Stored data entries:
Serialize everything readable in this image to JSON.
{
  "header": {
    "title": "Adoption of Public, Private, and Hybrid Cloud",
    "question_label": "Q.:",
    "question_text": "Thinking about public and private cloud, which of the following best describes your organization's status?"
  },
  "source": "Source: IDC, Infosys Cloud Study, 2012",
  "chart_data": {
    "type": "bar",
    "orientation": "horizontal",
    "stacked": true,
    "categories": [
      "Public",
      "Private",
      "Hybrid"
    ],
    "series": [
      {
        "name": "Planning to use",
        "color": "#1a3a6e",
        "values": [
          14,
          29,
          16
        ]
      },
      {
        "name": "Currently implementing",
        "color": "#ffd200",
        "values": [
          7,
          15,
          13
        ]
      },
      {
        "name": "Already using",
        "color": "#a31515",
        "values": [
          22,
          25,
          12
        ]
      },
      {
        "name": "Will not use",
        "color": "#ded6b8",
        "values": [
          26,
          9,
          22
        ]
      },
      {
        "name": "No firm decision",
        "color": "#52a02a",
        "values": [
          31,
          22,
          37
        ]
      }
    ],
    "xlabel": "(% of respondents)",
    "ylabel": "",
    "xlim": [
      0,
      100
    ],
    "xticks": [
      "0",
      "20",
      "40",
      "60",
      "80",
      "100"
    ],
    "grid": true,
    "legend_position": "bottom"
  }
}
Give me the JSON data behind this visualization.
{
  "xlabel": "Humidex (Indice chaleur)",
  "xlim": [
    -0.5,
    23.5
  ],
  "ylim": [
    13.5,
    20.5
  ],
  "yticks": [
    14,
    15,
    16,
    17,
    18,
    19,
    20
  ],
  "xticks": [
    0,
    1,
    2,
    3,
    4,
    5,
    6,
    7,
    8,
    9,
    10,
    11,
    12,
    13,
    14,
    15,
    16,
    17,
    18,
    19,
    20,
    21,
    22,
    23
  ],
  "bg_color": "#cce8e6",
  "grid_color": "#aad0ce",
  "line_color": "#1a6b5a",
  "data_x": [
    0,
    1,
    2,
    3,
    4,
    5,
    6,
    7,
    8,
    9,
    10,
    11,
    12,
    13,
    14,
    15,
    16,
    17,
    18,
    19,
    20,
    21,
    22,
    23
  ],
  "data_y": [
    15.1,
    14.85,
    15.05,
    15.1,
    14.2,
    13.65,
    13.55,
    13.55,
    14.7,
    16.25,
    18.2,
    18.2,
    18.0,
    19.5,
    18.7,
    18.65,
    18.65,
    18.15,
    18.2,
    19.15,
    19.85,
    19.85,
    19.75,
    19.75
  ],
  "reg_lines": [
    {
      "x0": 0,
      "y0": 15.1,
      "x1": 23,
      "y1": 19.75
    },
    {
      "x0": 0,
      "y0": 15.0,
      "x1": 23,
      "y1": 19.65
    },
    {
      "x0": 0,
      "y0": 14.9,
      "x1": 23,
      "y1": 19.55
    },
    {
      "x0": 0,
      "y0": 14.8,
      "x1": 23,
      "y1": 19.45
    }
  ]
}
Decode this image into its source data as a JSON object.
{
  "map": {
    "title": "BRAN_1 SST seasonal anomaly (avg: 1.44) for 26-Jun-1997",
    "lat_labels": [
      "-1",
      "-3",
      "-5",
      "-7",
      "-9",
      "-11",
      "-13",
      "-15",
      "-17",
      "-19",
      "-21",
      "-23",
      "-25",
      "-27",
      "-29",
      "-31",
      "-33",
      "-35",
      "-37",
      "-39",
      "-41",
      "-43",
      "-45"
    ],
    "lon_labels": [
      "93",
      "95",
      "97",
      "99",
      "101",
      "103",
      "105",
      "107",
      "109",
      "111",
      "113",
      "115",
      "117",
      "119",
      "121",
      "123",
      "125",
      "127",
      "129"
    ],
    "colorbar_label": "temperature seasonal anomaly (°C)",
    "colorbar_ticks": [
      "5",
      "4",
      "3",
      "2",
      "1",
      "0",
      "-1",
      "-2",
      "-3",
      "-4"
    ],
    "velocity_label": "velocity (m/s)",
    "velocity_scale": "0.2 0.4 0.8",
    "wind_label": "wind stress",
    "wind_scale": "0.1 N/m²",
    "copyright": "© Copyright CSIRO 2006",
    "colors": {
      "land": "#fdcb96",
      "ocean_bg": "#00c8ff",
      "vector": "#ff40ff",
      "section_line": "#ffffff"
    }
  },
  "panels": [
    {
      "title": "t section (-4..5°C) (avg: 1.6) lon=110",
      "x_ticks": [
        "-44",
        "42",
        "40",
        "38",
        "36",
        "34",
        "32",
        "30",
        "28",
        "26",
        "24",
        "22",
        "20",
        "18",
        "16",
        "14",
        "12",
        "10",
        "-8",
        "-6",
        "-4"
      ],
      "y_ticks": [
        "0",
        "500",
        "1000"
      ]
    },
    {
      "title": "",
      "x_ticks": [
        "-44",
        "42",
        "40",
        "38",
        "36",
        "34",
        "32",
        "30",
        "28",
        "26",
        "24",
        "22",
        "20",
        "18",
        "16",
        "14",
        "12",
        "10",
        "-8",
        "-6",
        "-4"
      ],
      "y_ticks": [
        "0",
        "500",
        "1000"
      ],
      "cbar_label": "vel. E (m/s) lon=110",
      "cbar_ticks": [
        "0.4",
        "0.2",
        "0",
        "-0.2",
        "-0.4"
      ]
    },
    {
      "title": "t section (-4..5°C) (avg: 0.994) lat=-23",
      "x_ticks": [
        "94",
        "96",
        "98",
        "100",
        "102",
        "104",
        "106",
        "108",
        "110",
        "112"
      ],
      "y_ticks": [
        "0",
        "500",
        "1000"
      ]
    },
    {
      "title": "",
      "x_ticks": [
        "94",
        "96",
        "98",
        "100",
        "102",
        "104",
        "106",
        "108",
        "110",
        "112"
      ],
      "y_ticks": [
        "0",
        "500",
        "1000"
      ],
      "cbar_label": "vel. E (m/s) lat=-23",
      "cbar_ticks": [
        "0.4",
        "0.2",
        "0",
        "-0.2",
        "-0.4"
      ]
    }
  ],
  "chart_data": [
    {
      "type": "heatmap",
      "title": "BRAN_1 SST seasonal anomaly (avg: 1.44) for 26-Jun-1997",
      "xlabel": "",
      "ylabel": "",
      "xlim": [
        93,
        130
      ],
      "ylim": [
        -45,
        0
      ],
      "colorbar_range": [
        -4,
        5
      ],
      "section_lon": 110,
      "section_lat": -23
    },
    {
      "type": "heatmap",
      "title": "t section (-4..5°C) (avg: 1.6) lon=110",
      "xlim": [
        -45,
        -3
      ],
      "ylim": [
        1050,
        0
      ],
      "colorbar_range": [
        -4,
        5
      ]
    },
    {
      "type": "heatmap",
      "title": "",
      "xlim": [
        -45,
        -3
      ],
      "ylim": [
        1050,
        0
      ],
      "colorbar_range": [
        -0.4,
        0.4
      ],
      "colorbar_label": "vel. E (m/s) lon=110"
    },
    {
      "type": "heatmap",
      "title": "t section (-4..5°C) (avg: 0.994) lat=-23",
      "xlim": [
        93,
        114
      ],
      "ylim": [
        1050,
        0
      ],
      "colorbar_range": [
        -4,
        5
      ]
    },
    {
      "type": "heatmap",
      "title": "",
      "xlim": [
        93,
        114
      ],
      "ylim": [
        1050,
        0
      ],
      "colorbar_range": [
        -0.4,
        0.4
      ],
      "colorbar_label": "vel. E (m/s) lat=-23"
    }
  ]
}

■ Direction ■
Make an exact copy of the listing, including every line.

■ Complete answer ■
Serialize everything readable in this image to JSON.
{
  "header": {
    "title": "Adoption of Public, Private, and Hybrid Cloud",
    "question_label": "Q.:",
    "question_text": "Thinking about public and private cloud, which of the following best describes your organization's status?"
  },
  "source": "Source: IDC, Infosys Cloud Study, 2012",
  "chart_data": {
    "type": "bar",
    "orientation": "horizontal",
    "stacked": true,
    "categories": [
      "Public",
      "Private",
      "Hybrid"
    ],
    "series": [
      {
        "name": "Planning to use",
        "color": "#1a3a6e",
        "values": [
          14,
          29,
          16
        ]
      },
      {
        "name": "Currently implementing",
        "color": "#ffd200",
        "values": [
          7,
          15,
          13
        ]
      },
      {
        "name": "Already using",
        "color": "#a31515",
        "values": [
          22,
          25,
          12
        ]
      },
      {
        "name": "Will not use",
        "color": "#ded6b8",
        "values": [
          26,
          9,
          22
        ]
      },
      {
        "name": "No firm decision",
        "color": "#52a02a",
        "values": [
          31,
          22,
          37
        ]
      }
    ],
    "xlabel": "(% of respondents)",
    "ylabel": "",
    "xlim": [
      0,
      100
    ],
    "xticks": [
      "0",
      "20",
      "40",
      "60",
      "80",
      "100"
    ],
    "grid": true,
    "legend_position": "bottom"
  }
}
Give me the JSON data behind this visualization.
{
  "xlabel": "Humidex (Indice chaleur)",
  "xlim": [
    -0.5,
    23.5
  ],
  "ylim": [
    13.5,
    20.5
  ],
  "yticks": [
    14,
    15,
    16,
    17,
    18,
    19,
    20
  ],
  "xticks": [
    0,
    1,
    2,
    3,
    4,
    5,
    6,
    7,
    8,
    9,
    10,
    11,
    12,
    13,
    14,
    15,
    16,
    17,
    18,
    19,
    20,
    21,
    22,
    23
  ],
  "bg_color": "#cce8e6",
  "grid_color": "#aad0ce",
  "line_color": "#1a6b5a",
  "data_x": [
    0,
    1,
    2,
    3,
    4,
    5,
    6,
    7,
    8,
    9,
    10,
    11,
    12,
    13,
    14,
    15,
    16,
    17,
    18,
    19,
    20,
    21,
    22,
    23
  ],
  "data_y": [
    15.1,
    14.85,
    15.05,
    15.1,
    14.2,
    13.65,
    13.55,
    13.55,
    14.7,
    16.25,
    18.2,
    18.2,
    18.0,
    19.5,
    18.7,
    18.65,
    18.65,
    18.15,
    18.2,
    19.15,
    19.85,
    19.85,
    19.75,
    19.75
  ],
  "reg_lines": [
    {
      "x0": 0,
      "y0": 15.1,
      "x1": 23,
      "y1": 19.75
    },
    {
      "x0": 0,
      "y0": 15.0,
      "x1": 23,
      "y1": 19.65
    },
    {
      "x0": 0,
      "y0": 14.9,
      "x1": 23,
      "y1": 19.55
    },
    {
      "x0": 0,
      "y0": 14.8,
      "x1": 23,
      "y1": 19.45
    }
  ]
}
Decode this image into its source data as a JSON object.
{
  "map": {
    "title": "BRAN_1 SST seasonal anomaly (avg: 1.44) for 26-Jun-1997",
    "lat_labels": [
      "-1",
      "-3",
      "-5",
      "-7",
      "-9",
      "-11",
      "-13",
      "-15",
      "-17",
      "-19",
      "-21",
      "-23",
      "-25",
      "-27",
      "-29",
      "-31",
      "-33",
      "-35",
      "-37",
      "-39",
      "-41",
      "-43",
      "-45"
    ],
    "lon_labels": [
      "93",
      "95",
      "97",
      "99",
      "101",
      "103",
      "105",
      "107",
      "109",
      "111",
      "113",
      "115",
      "117",
      "119",
      "121",
      "123",
      "125",
      "127",
      "129"
    ],
    "colorbar_label": "temperature seasonal anomaly (°C)",
    "colorbar_ticks": [
      "5",
      "4",
      "3",
      "2",
      "1",
      "0",
      "-1",
      "-2",
      "-3",
      "-4"
    ],
    "velocity_label": "velocity (m/s)",
    "velocity_scale": "0.2 0.4 0.8",
    "wind_label": "wind stress",
    "wind_scale": "0.1 N/m²",
    "copyright": "© Copyright CSIRO 2006",
    "colors": {
      "land": "#fdcb96",
      "ocean_bg": "#00c8ff",
      "vector": "#ff40ff",
      "section_line": "#ffffff"
    }
  },
  "panels": [
    {
      "title": "t section (-4..5°C) (avg: 1.6) lon=110",
      "x_ticks": [
        "-44",
        "42",
        "40",
        "38",
        "36",
        "34",
        "32",
        "30",
        "28",
        "26",
        "24",
        "22",
        "20",
        "18",
        "16",
        "14",
        "12",
        "10",
        "-8",
        "-6",
        "-4"
      ],
      "y_ticks": [
        "0",
        "500",
        "1000"
      ]
    },
    {
      "title": "",
      "x_ticks": [
        "-44",
        "42",
        "40",
        "38",
        "36",
        "34",
        "32",
        "30",
        "28",
        "26",
        "24",
        "22",
        "20",
        "18",
        "16",
        "14",
        "12",
        "10",
        "-8",
        "-6",
        "-4"
      ],
      "y_ticks": [
        "0",
        "500",
        "1000"
      ],
      "cbar_label": "vel. E (m/s) lon=110",
      "cbar_ticks": [
        "0.4",
        "0.2",
        "0",
        "-0.2",
        "-0.4"
      ]
    },
    {
      "title": "t section (-4..5°C) (avg: 0.994) lat=-23",
      "x_ticks": [
        "94",
        "96",
        "98",
        "100",
        "102",
        "104",
        "106",
        "108",
        "110",
        "112"
      ],
      "y_ticks": [
        "0",
        "500",
        "1000"
      ]
    },
    {
      "title": "",
      "x_ticks": [
        "94",
        "96",
        "98",
        "100",
        "102",
        "104",
        "106",
        "108",
        "110",
        "112"
      ],
      "y_ticks": [
        "0",
        "500",
        "1000"
      ],
      "cbar_label": "vel. E (m/s) lat=-23",
      "cbar_ticks": [
        "0.4",
        "0.2",
        "0",
        "-0.2",
        "-0.4"
      ]
    }
  ],
  "chart_data": [
    {
      "type": "heatmap",
      "title": "BRAN_1 SST seasonal anomaly (avg: 1.44) for 26-Jun-1997",
      "xlabel": "",
      "ylabel": "",
      "xlim": [
        93,
        130
      ],
      "ylim": [
        -45,
        0
      ],
      "colorbar_range": [
        -4,
        5
      ],
      "section_lon": 110,
      "section_lat": -23
    },
    {
      "type": "heatmap",
      "title": "t section (-4..5°C) (avg: 1.6) lon=110",
      "xlim": [
        -45,
        -3
      ],
      "ylim": [
        1050,
        0
      ],
      "colorbar_range": [
        -4,
        5
      ]
    },
    {
      "type": "heatmap",
      "title": "",
      "xlim": [
        -45,
        -3
      ],
      "ylim": [
        1050,
        0
      ],
      "colorbar_range": [
        -0.4,
        0.4
      ],
      "colorbar_label": "vel. E (m/s) lon=110"
    },
    {
      "type": "heatmap",
      "title": "t section (-4..5°C) (avg: 0.994) lat=-23",
      "xlim": [
        93,
        114
      ],
      "ylim": [
        1050,
        0
      ],
      "colorbar_range": [
        -4,
        5
      ]
    },
    {
      "type": "heatmap",
      "title": "",
      "xlim": [
        93,
        114
      ],
      "ylim": [
        1050,
        0
      ],
      "colorbar_range": [
        -0.4,
        0.4
      ],
      "colorbar_label": "vel. E (m/s) lat=-23"
    }
  ]
}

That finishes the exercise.